◆ Task instructions ◆
#1 According to the passage on Minnesota utility cost recovery riders, on what date did OTP file its appeal of the MPUC order with the Minnesota Court of Appeals?
#2 From the passage on Minnesota utility cost recovery riders, quote everything from "Environmental Cost Recovery" down to "in November 2017.".

::: Source text :::

Transmission Cost Recovery Rider—The Minnesota Public Utilities Act provides a mechanism for automatic adjustment outside of a general rate proceeding to recover the costs of new transmission facilities that meet certain criteria, plus a return on investment at the level approved in a utility’s last general rate case. Additionally, following approval of the rate schedule, the MPUC may approve annual rate adjustments filed pursuant to the rate schedule.

 

In OTP’s 2016 general rate case order issued on May 1, 2017, the MPUC ordered OTP to include, in the TCR rider retail rate base, Minnesota’s jurisdictional share of OTP’s investment in the Big Stone South–Brookings and Big Stone South–Ellendale MVP Projects and all revenues received from other utilities under MISO’s tariffed rates as a credit in its TCR revenue requirement calculations. In doing so, the MPUC’s order diverts interstate wholesale revenues that have been approved by the FERC to offset FERC-approved expenses, effectively reducing OTP’s recovery of those FERC-approved expense levels. The MPUC-ordered treatment will result in the projects being treated as retail investments for Minnesota retail ratemaking purposes. Because the FERC’s revenue requirements and authorized returns will vary from the MPUC revenue requirements and authorized returns for the project investments over the lives of the projects, the impact of this decision will vary over time and be dependent on the differences between the revenue requirements and returns in the two jurisdictions at any given time. On August 18, 2017 OTP filed an appeal of the MPUC order with the Minnesota Court of Appeals to contest the portion of the order requiring OTP to jurisdictionally allocate costs of the FERC MVP transmission projects in the TCR rider. On March 22, 2018 oral arguments were made before the Minnesota Court of Appeals. A decision is anticipated by the end of the second quarter 2018. OTP believes the MPUC-ordered treatment conflicts with federal authority over interstate transmission of electricity in and with FERC electric transmission rates as set forth in the Federal Power Act of 1935, as amended (Federal Power Act).

 

Environmental Cost Recovery Rider— OTP had an ECR rider for recovery of OTP’s Minnesota jurisdictional share of the revenue requirements of its investment in the Big Stone Plant Air Quality Control System (AQCS). The ECR rider provided for a return on the project’s construction work in progress (CWIP) balance at the level approved in OTP’s 2010 general rate case. In its 2016 general rate case order, the MPUC approved OTP’s proposal to transition eligible rate base and expense recovery from the ECR rider to base rate recovery, effective with implementation of final rates in November 2017.

::: Information supplied :::

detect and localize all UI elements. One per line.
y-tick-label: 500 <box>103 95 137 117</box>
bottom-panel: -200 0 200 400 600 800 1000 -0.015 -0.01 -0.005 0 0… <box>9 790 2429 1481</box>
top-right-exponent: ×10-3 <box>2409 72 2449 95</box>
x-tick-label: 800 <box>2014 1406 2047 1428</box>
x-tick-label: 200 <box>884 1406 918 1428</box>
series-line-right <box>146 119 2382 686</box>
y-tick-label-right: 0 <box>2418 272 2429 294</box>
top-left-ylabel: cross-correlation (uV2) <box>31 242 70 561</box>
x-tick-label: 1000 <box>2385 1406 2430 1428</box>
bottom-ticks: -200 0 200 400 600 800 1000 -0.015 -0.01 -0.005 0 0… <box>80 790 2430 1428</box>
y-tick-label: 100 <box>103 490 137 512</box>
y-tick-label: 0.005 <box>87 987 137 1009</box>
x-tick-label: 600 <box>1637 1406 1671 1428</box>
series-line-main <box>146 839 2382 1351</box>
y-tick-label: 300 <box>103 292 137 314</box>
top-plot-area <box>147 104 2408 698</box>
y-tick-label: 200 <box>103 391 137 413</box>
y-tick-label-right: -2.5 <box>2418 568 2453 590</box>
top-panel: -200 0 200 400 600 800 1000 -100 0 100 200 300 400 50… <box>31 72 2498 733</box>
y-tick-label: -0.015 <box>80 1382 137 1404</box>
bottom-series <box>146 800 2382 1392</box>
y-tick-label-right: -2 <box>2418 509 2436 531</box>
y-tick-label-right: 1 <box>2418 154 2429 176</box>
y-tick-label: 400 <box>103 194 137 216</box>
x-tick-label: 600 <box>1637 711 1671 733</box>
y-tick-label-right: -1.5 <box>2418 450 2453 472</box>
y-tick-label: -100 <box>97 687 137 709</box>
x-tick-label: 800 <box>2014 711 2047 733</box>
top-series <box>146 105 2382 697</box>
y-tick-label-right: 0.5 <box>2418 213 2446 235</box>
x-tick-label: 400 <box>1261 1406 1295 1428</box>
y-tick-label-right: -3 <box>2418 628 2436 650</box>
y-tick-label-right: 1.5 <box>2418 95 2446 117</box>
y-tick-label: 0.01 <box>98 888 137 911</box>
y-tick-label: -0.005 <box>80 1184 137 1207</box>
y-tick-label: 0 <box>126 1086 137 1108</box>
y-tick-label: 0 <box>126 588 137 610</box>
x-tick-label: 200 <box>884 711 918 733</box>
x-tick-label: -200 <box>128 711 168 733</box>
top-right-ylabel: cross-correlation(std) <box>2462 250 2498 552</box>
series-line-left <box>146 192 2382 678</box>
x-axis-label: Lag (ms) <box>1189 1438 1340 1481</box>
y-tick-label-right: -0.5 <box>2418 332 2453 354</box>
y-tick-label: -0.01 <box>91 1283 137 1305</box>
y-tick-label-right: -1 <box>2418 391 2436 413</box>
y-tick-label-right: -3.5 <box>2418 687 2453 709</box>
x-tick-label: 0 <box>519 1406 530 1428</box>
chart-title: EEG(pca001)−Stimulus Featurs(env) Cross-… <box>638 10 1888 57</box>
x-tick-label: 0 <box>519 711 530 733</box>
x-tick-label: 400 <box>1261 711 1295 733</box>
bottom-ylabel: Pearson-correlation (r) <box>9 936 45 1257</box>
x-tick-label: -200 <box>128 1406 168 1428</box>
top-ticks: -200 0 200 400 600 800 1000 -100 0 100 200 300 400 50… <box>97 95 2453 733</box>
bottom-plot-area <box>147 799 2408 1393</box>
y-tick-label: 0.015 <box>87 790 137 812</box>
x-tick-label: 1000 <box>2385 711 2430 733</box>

:::

◆ Per-task outputs ◆
#1 August 18, 2017.

#2
Environmental Cost Recovery Rider— OTP had an ECR rider for recovery of OTP’s Minnesota jurisdictional share of the revenue requirements of its investment in the Big Stone Plant Air Quality Control System (AQCS). The ECR rider provided for a return on the project’s construction work in progress (CWIP) balance at the level approved in OTP’s 2010 general rate case. In its 2016 general rate case order, the MPUC approved OTP’s proposal to transition eligible rate base and expense recovery from the ECR rider to base rate recovery, effective with implementation of final rates in November 2017.